#### Information supplied:
--- START ---

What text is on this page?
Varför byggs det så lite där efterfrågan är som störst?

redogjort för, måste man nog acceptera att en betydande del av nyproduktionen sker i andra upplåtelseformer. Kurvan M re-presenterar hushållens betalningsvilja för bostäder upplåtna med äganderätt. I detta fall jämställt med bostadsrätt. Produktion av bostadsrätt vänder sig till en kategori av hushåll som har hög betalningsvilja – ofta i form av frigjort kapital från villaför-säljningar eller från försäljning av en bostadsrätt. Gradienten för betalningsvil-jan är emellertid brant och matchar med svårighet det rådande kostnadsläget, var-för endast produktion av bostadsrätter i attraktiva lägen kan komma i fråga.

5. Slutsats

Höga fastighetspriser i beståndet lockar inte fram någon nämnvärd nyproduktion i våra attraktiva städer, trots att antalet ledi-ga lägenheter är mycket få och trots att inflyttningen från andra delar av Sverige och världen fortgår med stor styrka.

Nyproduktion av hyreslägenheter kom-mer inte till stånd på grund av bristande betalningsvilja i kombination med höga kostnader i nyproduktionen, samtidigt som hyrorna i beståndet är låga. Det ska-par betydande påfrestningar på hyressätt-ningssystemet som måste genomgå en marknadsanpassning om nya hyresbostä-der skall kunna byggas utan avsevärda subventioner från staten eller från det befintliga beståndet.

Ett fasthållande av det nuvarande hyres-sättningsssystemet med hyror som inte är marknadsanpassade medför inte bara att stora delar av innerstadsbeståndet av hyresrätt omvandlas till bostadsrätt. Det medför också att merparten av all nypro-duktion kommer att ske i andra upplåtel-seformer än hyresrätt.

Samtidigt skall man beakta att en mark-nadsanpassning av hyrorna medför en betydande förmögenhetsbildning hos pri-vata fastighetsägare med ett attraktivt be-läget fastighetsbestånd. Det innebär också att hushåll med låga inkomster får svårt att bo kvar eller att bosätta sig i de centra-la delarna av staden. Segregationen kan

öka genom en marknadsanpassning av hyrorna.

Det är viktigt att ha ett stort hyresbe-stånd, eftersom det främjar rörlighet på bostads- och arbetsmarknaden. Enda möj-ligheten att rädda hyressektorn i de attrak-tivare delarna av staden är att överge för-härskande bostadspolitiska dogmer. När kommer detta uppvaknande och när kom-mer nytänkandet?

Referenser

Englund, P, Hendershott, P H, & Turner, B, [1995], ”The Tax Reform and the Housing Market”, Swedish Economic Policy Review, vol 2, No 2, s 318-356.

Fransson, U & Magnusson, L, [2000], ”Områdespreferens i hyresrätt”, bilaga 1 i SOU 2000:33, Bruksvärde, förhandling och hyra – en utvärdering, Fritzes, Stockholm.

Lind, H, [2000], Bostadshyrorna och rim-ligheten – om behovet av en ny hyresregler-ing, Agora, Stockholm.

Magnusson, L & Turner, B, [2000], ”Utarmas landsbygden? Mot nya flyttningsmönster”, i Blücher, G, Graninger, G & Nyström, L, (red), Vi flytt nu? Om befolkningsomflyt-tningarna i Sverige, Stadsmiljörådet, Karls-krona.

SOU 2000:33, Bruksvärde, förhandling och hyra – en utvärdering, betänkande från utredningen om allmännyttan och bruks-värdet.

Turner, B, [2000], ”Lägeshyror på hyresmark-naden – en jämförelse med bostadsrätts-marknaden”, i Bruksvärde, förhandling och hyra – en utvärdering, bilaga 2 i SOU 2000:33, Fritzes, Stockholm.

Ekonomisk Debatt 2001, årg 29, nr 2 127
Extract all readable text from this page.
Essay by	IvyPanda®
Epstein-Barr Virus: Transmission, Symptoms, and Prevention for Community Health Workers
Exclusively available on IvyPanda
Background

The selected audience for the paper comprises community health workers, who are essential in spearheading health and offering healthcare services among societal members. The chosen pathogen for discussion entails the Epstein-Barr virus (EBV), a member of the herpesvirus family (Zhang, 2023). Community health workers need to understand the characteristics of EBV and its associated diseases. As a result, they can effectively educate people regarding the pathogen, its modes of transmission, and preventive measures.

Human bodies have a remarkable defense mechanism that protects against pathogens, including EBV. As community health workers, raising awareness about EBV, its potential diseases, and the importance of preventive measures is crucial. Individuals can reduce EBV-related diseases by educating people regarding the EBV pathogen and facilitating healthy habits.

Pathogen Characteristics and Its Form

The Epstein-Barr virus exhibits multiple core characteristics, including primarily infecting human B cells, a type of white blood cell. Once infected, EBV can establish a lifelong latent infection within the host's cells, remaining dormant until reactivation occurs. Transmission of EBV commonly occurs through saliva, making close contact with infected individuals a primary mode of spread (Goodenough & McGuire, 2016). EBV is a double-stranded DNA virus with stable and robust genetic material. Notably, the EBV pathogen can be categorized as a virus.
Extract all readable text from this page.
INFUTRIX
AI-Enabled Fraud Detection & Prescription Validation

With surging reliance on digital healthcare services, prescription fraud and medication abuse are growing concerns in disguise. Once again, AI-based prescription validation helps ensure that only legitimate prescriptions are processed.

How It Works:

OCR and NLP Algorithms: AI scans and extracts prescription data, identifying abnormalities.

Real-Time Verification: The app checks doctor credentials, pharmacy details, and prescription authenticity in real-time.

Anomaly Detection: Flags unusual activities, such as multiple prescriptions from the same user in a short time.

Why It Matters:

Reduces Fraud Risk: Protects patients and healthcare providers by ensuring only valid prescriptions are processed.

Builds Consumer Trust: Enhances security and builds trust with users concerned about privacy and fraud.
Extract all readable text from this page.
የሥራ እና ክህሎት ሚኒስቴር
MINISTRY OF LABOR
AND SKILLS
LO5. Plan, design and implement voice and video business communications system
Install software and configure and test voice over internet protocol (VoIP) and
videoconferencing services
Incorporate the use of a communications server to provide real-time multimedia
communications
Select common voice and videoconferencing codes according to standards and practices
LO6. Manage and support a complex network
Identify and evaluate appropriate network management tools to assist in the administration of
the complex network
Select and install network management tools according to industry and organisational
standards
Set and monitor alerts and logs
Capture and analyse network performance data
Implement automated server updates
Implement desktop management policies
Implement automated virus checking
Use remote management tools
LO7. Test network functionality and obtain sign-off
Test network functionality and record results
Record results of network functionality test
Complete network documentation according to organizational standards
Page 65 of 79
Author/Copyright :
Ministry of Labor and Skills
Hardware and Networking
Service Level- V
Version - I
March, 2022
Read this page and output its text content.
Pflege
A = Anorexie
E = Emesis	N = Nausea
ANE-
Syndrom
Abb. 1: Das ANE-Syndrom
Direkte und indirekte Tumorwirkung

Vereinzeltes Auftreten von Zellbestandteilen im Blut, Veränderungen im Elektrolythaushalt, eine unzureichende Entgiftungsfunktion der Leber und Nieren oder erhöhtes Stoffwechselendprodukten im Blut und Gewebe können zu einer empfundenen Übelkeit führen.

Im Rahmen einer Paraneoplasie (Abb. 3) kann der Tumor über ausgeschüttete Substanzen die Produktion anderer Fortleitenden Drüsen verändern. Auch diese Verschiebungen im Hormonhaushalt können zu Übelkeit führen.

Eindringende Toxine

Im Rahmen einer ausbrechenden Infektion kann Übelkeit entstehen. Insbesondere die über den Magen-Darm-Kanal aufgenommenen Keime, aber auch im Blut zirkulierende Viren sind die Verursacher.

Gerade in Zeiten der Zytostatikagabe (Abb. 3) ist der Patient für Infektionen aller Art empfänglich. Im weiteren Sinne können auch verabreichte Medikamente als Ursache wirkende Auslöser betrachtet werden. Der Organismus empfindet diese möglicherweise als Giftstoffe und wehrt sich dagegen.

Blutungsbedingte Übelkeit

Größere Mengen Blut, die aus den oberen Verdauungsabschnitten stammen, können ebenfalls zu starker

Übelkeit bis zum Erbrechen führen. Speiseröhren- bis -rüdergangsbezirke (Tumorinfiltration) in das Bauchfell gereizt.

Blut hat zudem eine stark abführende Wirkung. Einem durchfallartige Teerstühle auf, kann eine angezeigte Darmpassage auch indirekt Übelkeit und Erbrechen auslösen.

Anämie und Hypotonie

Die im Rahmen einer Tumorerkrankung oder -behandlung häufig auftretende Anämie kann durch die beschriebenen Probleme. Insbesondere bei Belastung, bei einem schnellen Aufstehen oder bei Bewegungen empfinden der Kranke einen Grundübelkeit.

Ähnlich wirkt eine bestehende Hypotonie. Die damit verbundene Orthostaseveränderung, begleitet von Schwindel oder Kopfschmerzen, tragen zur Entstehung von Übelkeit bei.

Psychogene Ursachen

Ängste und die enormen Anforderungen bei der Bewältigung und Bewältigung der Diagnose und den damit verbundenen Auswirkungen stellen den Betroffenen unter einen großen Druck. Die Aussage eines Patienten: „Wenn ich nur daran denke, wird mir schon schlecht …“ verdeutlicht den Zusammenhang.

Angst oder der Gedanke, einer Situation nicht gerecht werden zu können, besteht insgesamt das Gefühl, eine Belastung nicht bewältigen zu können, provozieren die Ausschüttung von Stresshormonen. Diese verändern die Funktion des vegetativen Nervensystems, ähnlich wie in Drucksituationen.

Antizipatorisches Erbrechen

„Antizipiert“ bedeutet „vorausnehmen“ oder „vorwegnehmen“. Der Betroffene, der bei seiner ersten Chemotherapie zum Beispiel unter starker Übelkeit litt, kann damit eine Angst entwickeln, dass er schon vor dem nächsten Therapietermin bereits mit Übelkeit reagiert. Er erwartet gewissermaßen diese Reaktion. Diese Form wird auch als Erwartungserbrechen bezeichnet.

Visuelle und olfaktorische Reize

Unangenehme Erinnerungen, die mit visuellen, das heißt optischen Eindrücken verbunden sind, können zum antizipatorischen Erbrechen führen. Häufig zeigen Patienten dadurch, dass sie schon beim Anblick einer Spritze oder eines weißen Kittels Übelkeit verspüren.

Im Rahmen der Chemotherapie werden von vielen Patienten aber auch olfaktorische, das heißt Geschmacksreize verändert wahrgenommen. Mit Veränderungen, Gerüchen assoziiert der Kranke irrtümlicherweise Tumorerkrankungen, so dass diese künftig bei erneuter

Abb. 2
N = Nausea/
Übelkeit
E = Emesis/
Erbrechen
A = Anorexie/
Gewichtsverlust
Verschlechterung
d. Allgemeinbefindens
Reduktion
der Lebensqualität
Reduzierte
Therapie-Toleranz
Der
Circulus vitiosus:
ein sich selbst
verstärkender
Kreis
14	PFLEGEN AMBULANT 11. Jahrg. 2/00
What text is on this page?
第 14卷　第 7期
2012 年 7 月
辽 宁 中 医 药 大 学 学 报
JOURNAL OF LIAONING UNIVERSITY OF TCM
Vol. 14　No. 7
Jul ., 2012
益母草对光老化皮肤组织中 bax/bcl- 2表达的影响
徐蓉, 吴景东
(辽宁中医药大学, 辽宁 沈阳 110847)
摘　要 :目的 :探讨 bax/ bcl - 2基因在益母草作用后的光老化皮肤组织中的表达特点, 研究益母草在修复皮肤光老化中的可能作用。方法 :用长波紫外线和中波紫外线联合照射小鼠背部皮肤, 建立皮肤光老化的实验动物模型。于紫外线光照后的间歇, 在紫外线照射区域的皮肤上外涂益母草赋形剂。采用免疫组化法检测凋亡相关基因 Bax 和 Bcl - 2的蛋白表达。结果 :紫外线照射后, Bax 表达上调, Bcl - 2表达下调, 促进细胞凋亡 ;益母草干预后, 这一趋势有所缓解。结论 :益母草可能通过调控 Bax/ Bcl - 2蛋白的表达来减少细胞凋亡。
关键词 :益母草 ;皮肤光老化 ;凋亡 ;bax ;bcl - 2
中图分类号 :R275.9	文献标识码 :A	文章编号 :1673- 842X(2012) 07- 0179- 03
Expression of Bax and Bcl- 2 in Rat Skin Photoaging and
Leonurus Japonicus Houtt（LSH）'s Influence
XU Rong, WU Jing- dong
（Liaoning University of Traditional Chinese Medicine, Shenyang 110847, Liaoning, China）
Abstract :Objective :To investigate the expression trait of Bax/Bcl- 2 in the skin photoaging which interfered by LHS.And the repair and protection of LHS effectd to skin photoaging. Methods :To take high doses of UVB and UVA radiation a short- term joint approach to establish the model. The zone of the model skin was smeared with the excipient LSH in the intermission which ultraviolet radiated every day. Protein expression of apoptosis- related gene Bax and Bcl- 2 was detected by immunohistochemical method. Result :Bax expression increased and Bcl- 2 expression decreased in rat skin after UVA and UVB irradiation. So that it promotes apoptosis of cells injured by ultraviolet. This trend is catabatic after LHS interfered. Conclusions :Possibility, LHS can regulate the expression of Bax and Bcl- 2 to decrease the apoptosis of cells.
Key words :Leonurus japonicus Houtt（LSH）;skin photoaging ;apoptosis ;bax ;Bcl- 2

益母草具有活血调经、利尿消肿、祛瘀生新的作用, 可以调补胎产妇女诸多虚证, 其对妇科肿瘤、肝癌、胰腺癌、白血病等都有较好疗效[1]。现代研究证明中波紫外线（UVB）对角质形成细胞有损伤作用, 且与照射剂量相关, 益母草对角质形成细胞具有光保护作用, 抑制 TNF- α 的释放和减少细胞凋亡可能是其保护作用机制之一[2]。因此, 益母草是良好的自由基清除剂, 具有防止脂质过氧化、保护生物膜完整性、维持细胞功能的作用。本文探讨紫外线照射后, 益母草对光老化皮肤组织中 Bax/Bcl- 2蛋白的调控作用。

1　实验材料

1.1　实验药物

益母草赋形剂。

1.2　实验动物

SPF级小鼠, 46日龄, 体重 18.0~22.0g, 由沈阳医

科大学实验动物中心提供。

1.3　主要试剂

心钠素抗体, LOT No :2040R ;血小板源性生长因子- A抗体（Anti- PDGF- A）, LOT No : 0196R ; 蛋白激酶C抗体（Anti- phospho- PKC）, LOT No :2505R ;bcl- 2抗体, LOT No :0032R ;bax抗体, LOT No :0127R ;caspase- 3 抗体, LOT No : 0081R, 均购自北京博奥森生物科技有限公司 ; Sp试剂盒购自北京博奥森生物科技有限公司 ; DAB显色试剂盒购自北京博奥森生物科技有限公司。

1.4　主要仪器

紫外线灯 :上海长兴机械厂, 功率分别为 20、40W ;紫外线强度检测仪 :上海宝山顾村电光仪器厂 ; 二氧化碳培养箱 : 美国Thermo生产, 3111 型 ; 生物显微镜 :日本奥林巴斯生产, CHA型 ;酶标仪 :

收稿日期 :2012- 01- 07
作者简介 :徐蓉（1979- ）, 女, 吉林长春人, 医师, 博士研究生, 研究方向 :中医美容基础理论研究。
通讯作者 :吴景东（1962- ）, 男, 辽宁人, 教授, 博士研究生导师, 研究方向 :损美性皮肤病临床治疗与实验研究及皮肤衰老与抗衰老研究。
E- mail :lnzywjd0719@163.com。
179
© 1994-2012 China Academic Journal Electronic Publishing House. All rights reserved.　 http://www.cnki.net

--- END ---

#### Problem to work on:
I would like you to report every line in the listing above that contains "bilaga".

#### Worked solution:
Fransson, U & Magnusson, L, [2000], ”Områdespreferens i hyresrätt”, bilaga 1 i SOU 2000:33, Bruksvärde, förhandling och hyra – en utvärdering, Fritzes, Stockholm.
Turner, B, [2000], ”Lägeshyror på hyresmark-naden – en jämförelse med bostadsrätts-marknaden”, i Bruksvärde, förhandling och hyra – en utvärdering, bilaga 2 i SOU 2000:33, Fritzes, Stockholm.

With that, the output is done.